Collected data
====================

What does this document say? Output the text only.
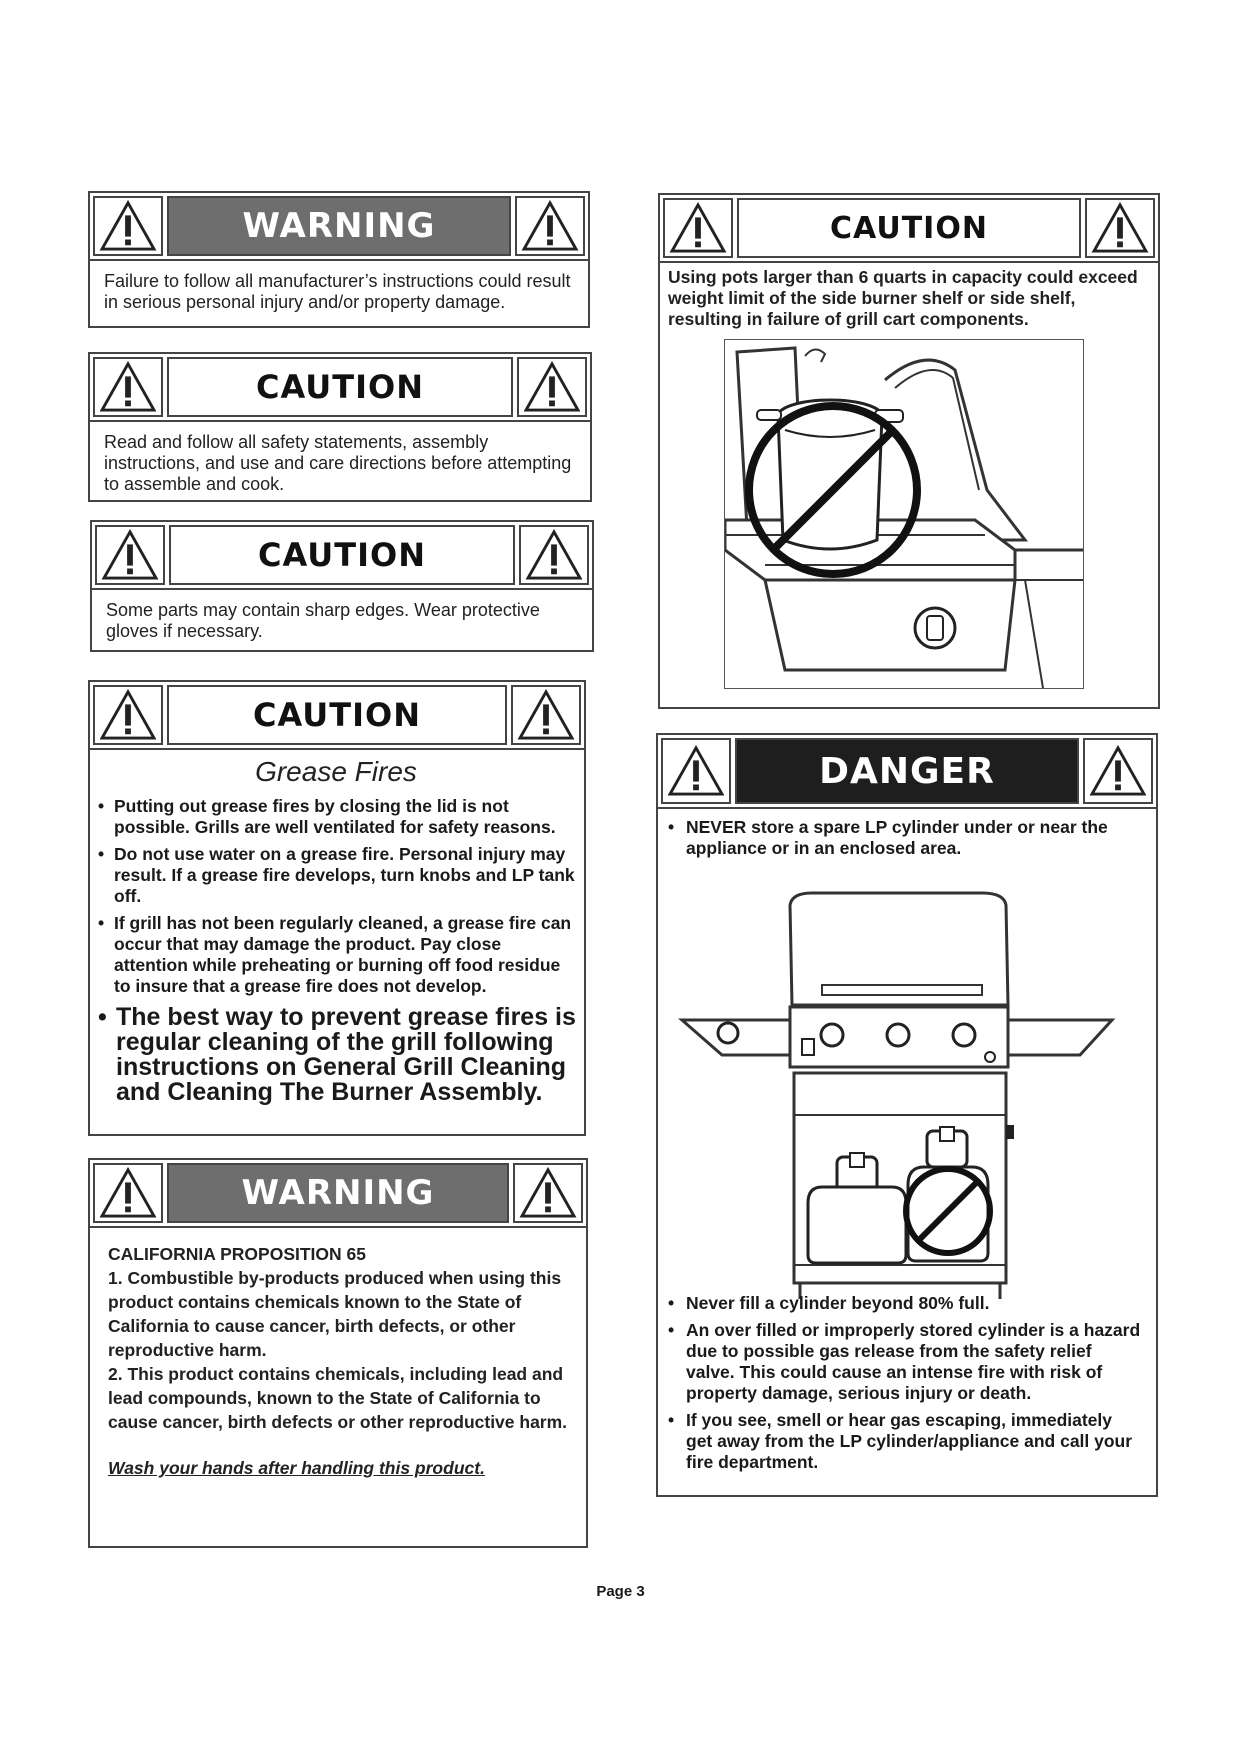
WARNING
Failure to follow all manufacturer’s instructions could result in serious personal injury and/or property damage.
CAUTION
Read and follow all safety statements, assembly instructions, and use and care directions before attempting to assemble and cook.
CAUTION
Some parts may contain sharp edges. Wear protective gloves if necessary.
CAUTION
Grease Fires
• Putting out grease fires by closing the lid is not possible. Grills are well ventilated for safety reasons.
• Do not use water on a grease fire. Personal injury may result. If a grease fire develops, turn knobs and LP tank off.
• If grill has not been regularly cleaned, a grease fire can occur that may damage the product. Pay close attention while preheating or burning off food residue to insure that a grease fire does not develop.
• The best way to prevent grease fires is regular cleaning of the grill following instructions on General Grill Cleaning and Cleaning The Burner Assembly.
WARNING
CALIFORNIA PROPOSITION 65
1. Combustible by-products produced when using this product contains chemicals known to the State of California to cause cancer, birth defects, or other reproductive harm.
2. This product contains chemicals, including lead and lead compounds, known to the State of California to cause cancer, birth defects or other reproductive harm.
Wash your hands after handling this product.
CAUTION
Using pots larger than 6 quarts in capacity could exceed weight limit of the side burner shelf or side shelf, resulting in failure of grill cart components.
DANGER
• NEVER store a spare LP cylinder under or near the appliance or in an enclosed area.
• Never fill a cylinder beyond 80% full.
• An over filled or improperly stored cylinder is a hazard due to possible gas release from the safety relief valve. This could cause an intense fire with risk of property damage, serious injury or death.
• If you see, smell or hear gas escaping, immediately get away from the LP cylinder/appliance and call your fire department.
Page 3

====================

Directions — Make an exact reproduction of the listing above, without any pictures.

Exercise answer —
What does this document say? Output the text only.
WARNING
Failure to follow all manufacturer’s instructions could result in serious personal injury and/or property damage.
CAUTION
Read and follow all safety statements, assembly instructions, and use and care directions before attempting to assemble and cook.
CAUTION
Some parts may contain sharp edges. Wear protective gloves if necessary.
CAUTION
Grease Fires
• Putting out grease fires by closing the lid is not possible. Grills are well ventilated for safety reasons.
• Do not use water on a grease fire. Personal injury may result. If a grease fire develops, turn knobs and LP tank off.
• If grill has not been regularly cleaned, a grease fire can occur that may damage the product. Pay close attention while preheating or burning off food residue to insure that a grease fire does not develop.
• The best way to prevent grease fires is regular cleaning of the grill following instructions on General Grill Cleaning and Cleaning The Burner Assembly.
WARNING
CALIFORNIA PROPOSITION 65
1. Combustible by-products produced when using this product contains chemicals known to the State of California to cause cancer, birth defects, or other reproductive harm.
2. This product contains chemicals, including lead and lead compounds, known to the State of California to cause cancer, birth defects or other reproductive harm.
Wash your hands after handling this product.
CAUTION
Using pots larger than 6 quarts in capacity could exceed weight limit of the side burner shelf or side shelf, resulting in failure of grill cart components.
DANGER
• NEVER store a spare LP cylinder under or near the appliance or in an enclosed area.
• Never fill a cylinder beyond 80% full.
• An over filled or improperly stored cylinder is a hazard due to possible gas release from the safety relief valve. This could cause an intense fire with risk of property damage, serious injury or death.
• If you see, smell or hear gas escaping, immediately get away from the LP cylinder/appliance and call your fire department.
Page 3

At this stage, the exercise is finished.